* [GIVEN DATA]
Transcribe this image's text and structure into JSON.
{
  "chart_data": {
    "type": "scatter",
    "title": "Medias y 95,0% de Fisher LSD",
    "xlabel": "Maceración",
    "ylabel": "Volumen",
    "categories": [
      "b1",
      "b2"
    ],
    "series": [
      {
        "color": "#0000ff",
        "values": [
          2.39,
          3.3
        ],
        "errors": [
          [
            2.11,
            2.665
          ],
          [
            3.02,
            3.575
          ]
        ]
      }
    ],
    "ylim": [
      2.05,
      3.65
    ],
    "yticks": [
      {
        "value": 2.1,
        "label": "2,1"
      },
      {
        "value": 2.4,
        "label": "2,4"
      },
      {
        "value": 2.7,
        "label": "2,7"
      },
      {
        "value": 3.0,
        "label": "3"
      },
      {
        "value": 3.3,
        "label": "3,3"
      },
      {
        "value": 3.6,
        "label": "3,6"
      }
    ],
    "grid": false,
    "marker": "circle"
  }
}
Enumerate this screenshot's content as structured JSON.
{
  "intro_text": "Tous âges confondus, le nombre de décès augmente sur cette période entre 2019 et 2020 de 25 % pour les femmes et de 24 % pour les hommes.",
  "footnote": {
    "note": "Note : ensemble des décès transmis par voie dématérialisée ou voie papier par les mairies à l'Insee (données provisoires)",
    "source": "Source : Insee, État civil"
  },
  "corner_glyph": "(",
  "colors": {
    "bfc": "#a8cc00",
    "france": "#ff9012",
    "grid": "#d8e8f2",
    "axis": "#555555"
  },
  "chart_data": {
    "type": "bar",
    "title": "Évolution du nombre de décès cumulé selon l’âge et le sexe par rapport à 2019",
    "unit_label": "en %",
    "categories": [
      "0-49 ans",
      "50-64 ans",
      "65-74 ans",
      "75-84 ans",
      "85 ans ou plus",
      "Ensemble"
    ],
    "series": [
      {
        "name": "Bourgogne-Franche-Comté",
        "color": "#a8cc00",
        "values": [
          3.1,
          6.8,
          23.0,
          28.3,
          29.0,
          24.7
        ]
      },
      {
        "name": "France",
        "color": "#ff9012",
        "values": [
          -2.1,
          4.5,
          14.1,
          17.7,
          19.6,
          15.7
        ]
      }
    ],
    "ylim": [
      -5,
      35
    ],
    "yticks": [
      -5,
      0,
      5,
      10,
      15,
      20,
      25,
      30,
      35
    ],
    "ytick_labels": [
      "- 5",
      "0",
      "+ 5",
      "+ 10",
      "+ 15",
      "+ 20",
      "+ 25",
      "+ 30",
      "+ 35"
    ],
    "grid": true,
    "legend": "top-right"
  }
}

* [WORK TO BE COMPLETED]
Retype each record exactly, leaving nothing out.

* [FULL SOLUTION]
Transcribe this image's text and structure into JSON.
{
  "chart_data": {
    "type": "scatter",
    "title": "Medias y 95,0% de Fisher LSD",
    "xlabel": "Maceración",
    "ylabel": "Volumen",
    "categories": [
      "b1",
      "b2"
    ],
    "series": [
      {
        "color": "#0000ff",
        "values": [
          2.39,
          3.3
        ],
        "errors": [
          [
            2.11,
            2.665
          ],
          [
            3.02,
            3.575
          ]
        ]
      }
    ],
    "ylim": [
      2.05,
      3.65
    ],
    "yticks": [
      {
        "value": 2.1,
        "label": "2,1"
      },
      {
        "value": 2.4,
        "label": "2,4"
      },
      {
        "value": 2.7,
        "label": "2,7"
      },
      {
        "value": 3.0,
        "label": "3"
      },
      {
        "value": 3.3,
        "label": "3,3"
      },
      {
        "value": 3.6,
        "label": "3,6"
      }
    ],
    "grid": false,
    "marker": "circle"
  }
}
Enumerate this screenshot's content as structured JSON.
{
  "intro_text": "Tous âges confondus, le nombre de décès augmente sur cette période entre 2019 et 2020 de 25 % pour les femmes et de 24 % pour les hommes.",
  "footnote": {
    "note": "Note : ensemble des décès transmis par voie dématérialisée ou voie papier par les mairies à l'Insee (données provisoires)",
    "source": "Source : Insee, État civil"
  },
  "corner_glyph": "(",
  "colors": {
    "bfc": "#a8cc00",
    "france": "#ff9012",
    "grid": "#d8e8f2",
    "axis": "#555555"
  },
  "chart_data": {
    "type": "bar",
    "title": "Évolution du nombre de décès cumulé selon l’âge et le sexe par rapport à 2019",
    "unit_label": "en %",
    "categories": [
      "0-49 ans",
      "50-64 ans",
      "65-74 ans",
      "75-84 ans",
      "85 ans ou plus",
      "Ensemble"
    ],
    "series": [
      {
        "name": "Bourgogne-Franche-Comté",
        "color": "#a8cc00",
        "values": [
          3.1,
          6.8,
          23.0,
          28.3,
          29.0,
          24.7
        ]
      },
      {
        "name": "France",
        "color": "#ff9012",
        "values": [
          -2.1,
          4.5,
          14.1,
          17.7,
          19.6,
          15.7
        ]
      }
    ],
    "ylim": [
      -5,
      35
    ],
    "yticks": [
      -5,
      0,
      5,
      10,
      15,
      20,
      25,
      30,
      35
    ],
    "ytick_labels": [
      "- 5",
      "0",
      "+ 5",
      "+ 10",
      "+ 15",
      "+ 20",
      "+ 25",
      "+ 30",
      "+ 35"
    ],
    "grid": true,
    "legend": "top-right"
  }
}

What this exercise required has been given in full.